Task:
Narrow the data below down to the lines containing "Vigil".

# # #

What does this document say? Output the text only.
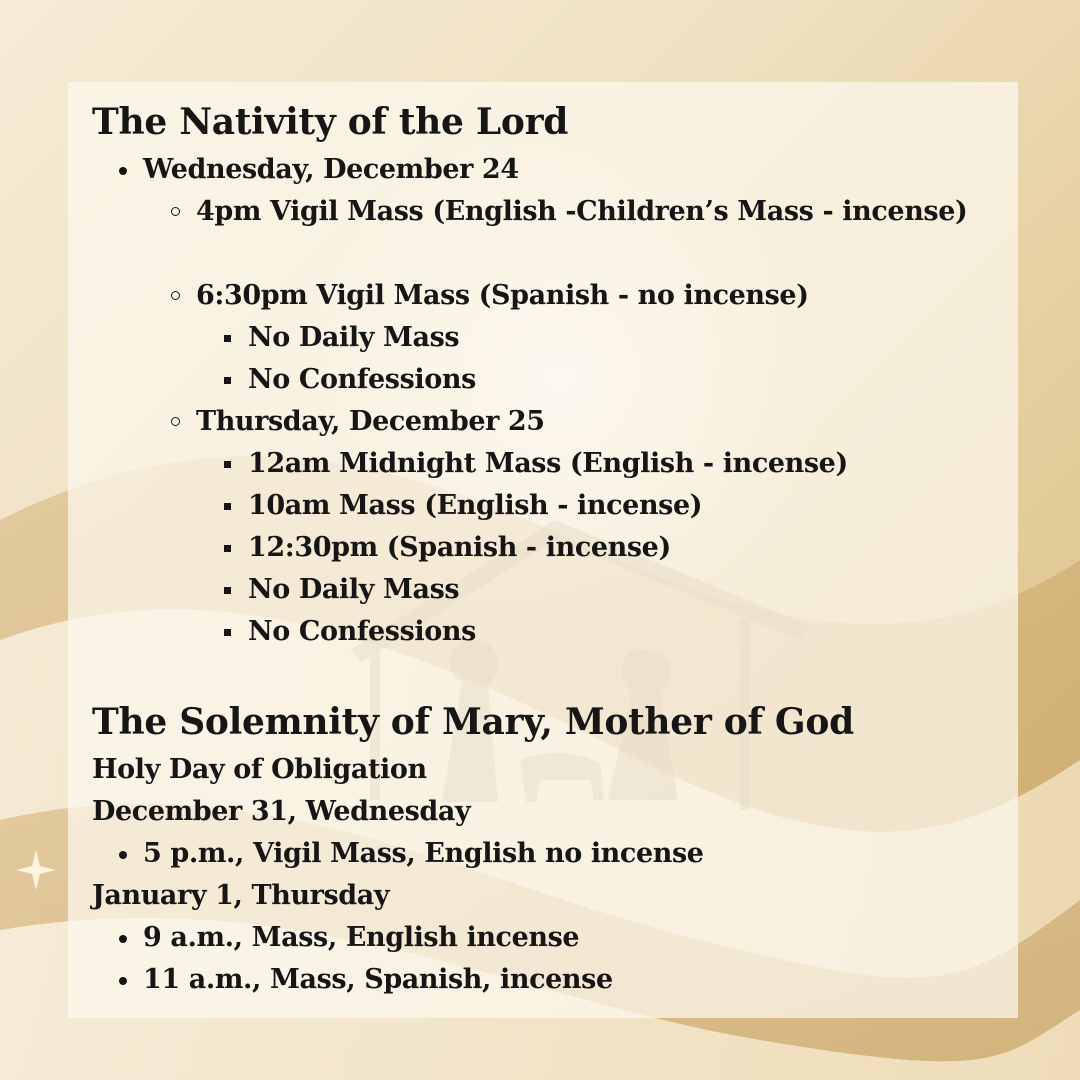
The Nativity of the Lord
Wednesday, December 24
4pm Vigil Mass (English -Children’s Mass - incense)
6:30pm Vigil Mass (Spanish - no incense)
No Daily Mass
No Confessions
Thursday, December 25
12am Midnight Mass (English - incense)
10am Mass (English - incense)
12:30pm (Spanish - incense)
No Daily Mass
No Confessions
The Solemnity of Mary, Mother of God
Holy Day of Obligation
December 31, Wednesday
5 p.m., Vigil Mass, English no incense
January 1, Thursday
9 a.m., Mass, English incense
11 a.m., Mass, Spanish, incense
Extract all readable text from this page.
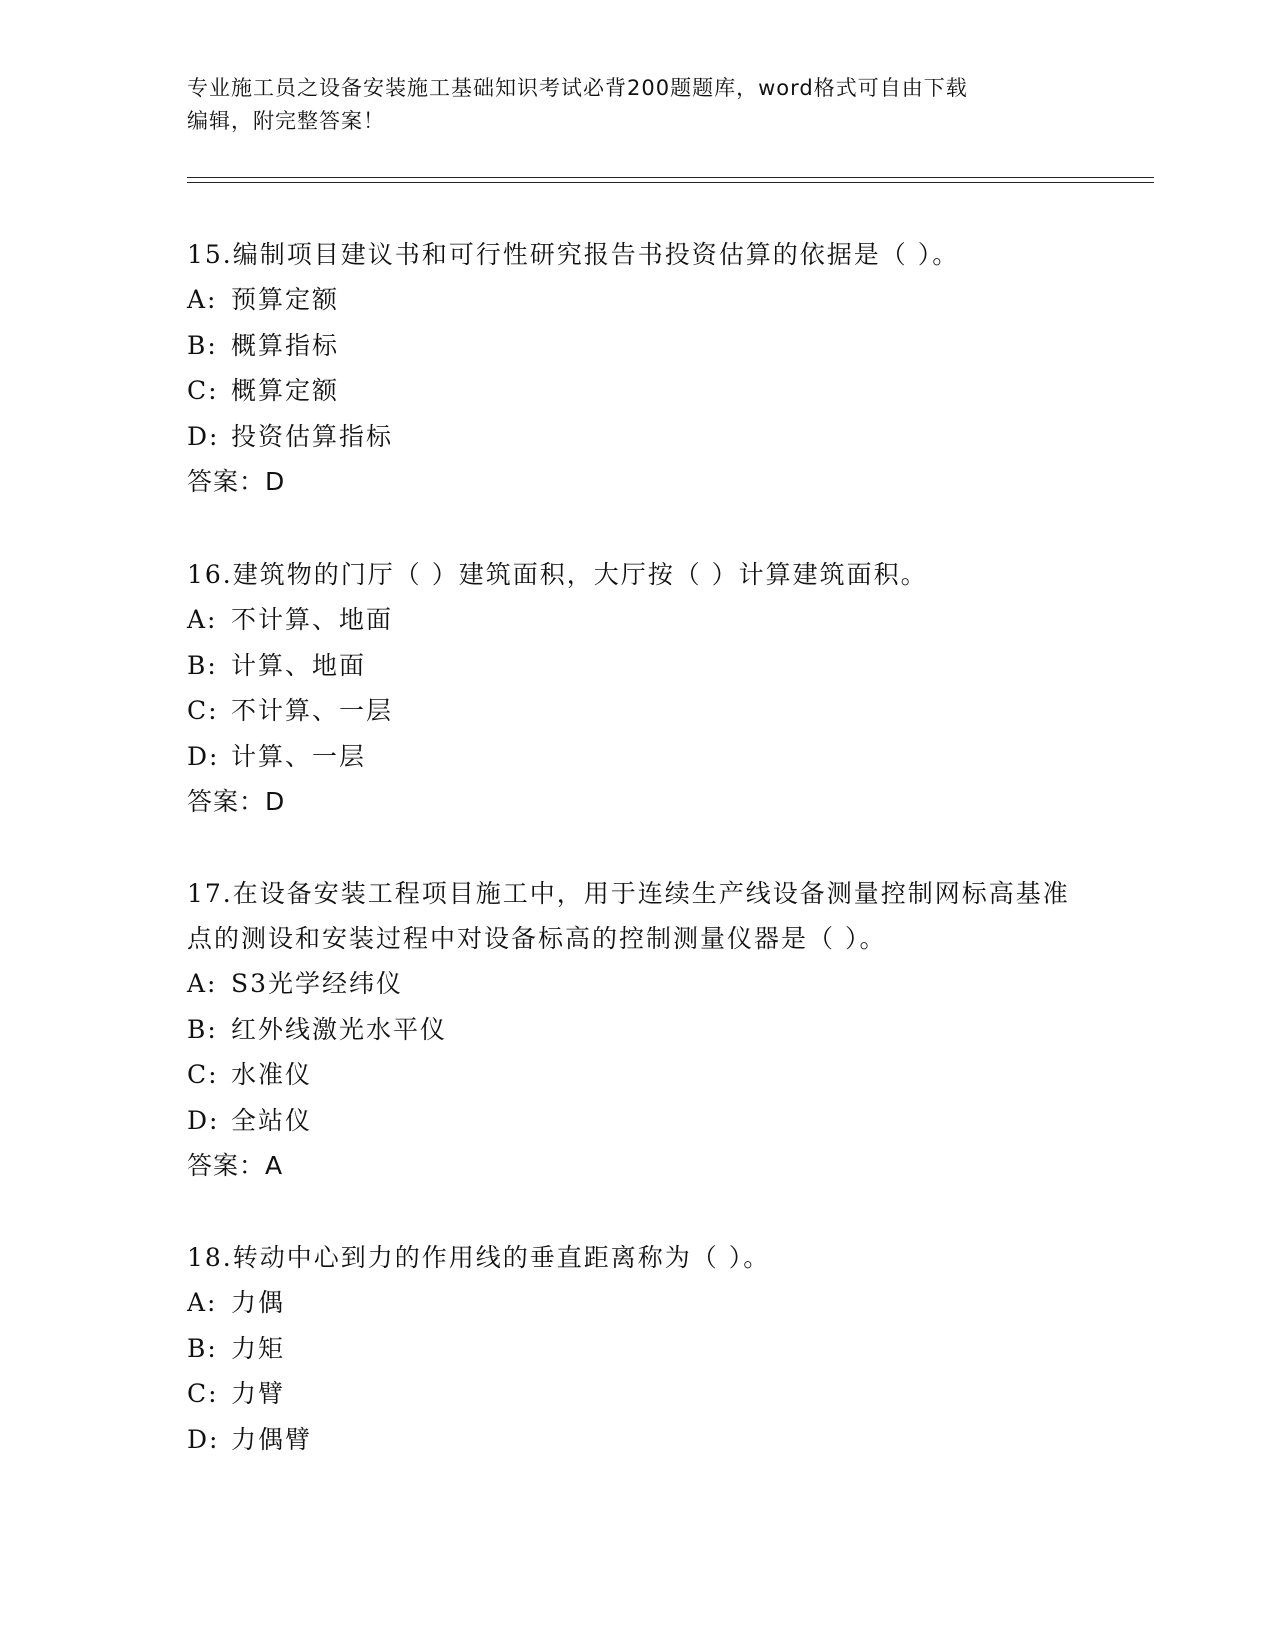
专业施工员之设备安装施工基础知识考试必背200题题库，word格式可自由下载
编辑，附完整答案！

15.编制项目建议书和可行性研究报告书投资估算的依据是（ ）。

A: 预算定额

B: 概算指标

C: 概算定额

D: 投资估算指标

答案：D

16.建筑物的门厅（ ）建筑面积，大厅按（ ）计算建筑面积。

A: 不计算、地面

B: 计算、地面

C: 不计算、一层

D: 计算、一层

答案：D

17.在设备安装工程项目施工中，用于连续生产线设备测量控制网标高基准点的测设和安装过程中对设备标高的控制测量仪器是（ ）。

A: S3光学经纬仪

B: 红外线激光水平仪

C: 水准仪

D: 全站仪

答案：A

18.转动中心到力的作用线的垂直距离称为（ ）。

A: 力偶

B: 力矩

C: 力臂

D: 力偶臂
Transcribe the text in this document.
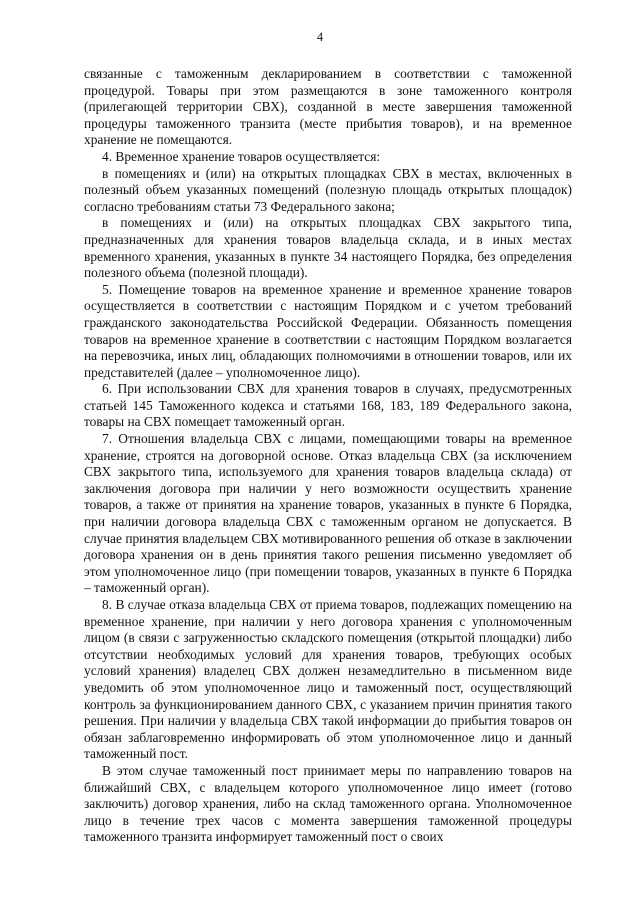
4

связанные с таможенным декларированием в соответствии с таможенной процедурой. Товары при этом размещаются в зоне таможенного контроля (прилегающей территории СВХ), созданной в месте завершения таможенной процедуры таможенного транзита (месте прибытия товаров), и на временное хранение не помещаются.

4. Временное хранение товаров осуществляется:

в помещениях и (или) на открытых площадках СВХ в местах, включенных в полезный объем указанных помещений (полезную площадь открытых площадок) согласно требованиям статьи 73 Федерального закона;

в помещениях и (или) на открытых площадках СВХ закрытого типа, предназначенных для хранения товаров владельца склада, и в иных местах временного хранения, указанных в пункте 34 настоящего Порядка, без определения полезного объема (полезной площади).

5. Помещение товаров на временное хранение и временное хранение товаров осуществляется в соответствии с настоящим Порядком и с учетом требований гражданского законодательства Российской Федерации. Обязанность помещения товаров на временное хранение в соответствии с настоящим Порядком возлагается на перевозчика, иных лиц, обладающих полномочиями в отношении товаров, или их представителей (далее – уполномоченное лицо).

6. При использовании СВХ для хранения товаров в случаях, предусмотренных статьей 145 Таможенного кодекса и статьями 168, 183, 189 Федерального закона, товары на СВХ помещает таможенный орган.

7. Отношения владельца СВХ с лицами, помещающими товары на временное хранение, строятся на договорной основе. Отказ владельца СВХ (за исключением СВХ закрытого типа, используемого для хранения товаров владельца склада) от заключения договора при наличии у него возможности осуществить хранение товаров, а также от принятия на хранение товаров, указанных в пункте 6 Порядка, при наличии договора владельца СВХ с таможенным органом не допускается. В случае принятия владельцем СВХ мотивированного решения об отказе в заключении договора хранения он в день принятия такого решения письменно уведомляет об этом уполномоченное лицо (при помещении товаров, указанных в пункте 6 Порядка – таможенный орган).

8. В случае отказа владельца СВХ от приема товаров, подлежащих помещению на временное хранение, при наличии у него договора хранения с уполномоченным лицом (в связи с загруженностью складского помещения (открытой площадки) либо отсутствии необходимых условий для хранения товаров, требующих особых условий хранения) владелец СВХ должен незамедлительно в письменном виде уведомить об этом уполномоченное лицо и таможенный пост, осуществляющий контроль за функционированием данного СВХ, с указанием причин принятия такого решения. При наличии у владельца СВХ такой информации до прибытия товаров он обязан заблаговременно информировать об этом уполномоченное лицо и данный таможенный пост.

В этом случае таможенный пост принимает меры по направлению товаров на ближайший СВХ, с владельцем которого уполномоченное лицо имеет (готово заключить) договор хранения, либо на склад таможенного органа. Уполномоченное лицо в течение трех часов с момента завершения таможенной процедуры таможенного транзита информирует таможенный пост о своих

# # #

Result of the task:
4pm Vigil Mass (English -Children’s Mass - incense)
6:30pm Vigil Mass (Spanish - no incense)
5 p.m., Vigil Mass, English no incense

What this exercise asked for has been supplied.